How many lines in the records below contain the word "explorer"? Answer with the number alone.

========================

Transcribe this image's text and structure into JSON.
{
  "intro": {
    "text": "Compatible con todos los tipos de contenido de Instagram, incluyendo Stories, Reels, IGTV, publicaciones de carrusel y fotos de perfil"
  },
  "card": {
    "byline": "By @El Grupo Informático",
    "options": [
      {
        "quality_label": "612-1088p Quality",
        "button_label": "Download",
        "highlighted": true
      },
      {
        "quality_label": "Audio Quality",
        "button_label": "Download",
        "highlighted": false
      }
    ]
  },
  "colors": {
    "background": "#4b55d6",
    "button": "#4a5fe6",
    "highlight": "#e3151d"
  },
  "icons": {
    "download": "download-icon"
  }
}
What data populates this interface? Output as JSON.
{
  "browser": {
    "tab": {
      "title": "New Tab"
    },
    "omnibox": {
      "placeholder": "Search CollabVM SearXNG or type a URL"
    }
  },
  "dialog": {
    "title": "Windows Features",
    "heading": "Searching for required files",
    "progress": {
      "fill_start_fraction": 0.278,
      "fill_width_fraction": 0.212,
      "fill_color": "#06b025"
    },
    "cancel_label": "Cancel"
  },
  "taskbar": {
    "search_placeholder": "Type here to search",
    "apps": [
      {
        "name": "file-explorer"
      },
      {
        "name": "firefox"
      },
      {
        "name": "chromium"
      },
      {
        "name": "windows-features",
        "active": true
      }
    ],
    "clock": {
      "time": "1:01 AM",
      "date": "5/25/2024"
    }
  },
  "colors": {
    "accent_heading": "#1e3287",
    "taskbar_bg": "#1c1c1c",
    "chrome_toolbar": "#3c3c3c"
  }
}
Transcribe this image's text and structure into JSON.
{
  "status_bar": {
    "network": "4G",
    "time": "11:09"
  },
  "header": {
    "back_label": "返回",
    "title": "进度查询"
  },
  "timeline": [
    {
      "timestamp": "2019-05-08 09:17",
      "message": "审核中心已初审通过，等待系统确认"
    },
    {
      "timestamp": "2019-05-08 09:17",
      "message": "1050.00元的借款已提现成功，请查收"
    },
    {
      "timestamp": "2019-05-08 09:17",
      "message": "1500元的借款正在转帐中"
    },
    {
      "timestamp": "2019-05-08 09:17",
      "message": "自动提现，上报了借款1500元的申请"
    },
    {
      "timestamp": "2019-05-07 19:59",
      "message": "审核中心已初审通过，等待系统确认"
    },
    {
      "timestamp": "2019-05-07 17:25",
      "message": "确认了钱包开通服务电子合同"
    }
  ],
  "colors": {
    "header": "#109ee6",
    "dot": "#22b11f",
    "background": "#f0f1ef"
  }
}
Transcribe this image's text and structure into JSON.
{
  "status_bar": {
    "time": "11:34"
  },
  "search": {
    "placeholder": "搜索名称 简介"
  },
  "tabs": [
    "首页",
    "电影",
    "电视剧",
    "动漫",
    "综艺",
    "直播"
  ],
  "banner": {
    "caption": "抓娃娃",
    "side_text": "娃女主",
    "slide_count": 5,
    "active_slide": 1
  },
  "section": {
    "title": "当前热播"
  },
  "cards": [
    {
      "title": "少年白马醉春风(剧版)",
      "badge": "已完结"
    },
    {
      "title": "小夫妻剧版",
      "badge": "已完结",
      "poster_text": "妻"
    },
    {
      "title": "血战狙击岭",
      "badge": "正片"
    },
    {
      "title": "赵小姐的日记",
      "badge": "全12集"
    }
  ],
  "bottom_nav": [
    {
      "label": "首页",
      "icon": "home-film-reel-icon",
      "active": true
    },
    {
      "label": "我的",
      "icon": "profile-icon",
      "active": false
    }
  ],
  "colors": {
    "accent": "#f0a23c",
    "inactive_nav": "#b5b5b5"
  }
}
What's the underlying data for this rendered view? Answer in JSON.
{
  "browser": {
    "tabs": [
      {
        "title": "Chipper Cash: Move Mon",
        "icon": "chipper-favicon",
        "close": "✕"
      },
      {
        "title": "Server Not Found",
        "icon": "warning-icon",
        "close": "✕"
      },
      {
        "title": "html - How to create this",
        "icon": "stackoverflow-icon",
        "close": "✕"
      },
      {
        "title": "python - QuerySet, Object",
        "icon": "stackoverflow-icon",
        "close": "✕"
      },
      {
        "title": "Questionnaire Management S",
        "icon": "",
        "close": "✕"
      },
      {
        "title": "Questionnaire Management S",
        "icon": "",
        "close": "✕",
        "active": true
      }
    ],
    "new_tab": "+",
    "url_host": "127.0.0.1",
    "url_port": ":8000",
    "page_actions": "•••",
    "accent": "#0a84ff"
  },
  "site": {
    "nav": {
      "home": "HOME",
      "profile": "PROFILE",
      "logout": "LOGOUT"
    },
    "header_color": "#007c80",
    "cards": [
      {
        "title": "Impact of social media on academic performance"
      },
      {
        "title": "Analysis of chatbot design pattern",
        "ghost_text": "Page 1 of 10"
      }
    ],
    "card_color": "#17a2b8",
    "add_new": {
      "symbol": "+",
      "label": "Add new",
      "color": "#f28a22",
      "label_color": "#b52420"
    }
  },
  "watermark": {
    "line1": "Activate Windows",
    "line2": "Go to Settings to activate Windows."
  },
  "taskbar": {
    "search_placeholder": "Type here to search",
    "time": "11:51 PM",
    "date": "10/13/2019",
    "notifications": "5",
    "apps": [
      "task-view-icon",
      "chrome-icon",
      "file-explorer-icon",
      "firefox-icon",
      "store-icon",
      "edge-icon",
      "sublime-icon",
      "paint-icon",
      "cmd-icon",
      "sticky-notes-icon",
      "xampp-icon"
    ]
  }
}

========================

• Expected answer: 2